__Problem to work on__.
Return every record exactly as written.

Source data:

begin

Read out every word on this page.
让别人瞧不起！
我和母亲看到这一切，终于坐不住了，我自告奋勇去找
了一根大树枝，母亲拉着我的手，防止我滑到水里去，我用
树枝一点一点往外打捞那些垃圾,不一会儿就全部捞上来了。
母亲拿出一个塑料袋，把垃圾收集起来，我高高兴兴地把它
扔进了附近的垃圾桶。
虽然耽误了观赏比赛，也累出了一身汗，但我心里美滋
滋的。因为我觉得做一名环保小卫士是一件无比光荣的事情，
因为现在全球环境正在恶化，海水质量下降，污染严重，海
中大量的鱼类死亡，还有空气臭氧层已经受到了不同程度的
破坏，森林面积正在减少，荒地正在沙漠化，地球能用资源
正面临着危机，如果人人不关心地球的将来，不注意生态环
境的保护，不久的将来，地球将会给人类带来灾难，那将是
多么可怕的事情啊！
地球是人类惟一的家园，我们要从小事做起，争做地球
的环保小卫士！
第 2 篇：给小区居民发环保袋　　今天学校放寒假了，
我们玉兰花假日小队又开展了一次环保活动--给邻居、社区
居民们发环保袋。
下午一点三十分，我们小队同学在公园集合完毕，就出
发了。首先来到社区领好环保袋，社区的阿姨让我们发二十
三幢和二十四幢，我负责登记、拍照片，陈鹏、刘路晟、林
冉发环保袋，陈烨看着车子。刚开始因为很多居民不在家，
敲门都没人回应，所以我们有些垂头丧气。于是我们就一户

end

__Solution to this exercise__.
Read out every word on this page.
让别人瞧不起！
我和母亲看到这一切，终于坐不住了，我自告奋勇去找
了一根大树枝，母亲拉着我的手，防止我滑到水里去，我用
树枝一点一点往外打捞那些垃圾,不一会儿就全部捞上来了。
母亲拿出一个塑料袋，把垃圾收集起来，我高高兴兴地把它
扔进了附近的垃圾桶。
虽然耽误了观赏比赛，也累出了一身汗，但我心里美滋
滋的。因为我觉得做一名环保小卫士是一件无比光荣的事情，
因为现在全球环境正在恶化，海水质量下降，污染严重，海
中大量的鱼类死亡，还有空气臭氧层已经受到了不同程度的
破坏，森林面积正在减少，荒地正在沙漠化，地球能用资源
正面临着危机，如果人人不关心地球的将来，不注意生态环
境的保护，不久的将来，地球将会给人类带来灾难，那将是
多么可怕的事情啊！
地球是人类惟一的家园，我们要从小事做起，争做地球
的环保小卫士！
第 2 篇：给小区居民发环保袋　　今天学校放寒假了，
我们玉兰花假日小队又开展了一次环保活动--给邻居、社区
居民们发环保袋。
下午一点三十分，我们小队同学在公园集合完毕，就出
发了。首先来到社区领好环保袋，社区的阿姨让我们发二十
三幢和二十四幢，我负责登记、拍照片，陈鹏、刘路晟、林
冉发环保袋，陈烨看着车子。刚开始因为很多居民不在家，
敲门都没人回应，所以我们有些垂头丧气。于是我们就一户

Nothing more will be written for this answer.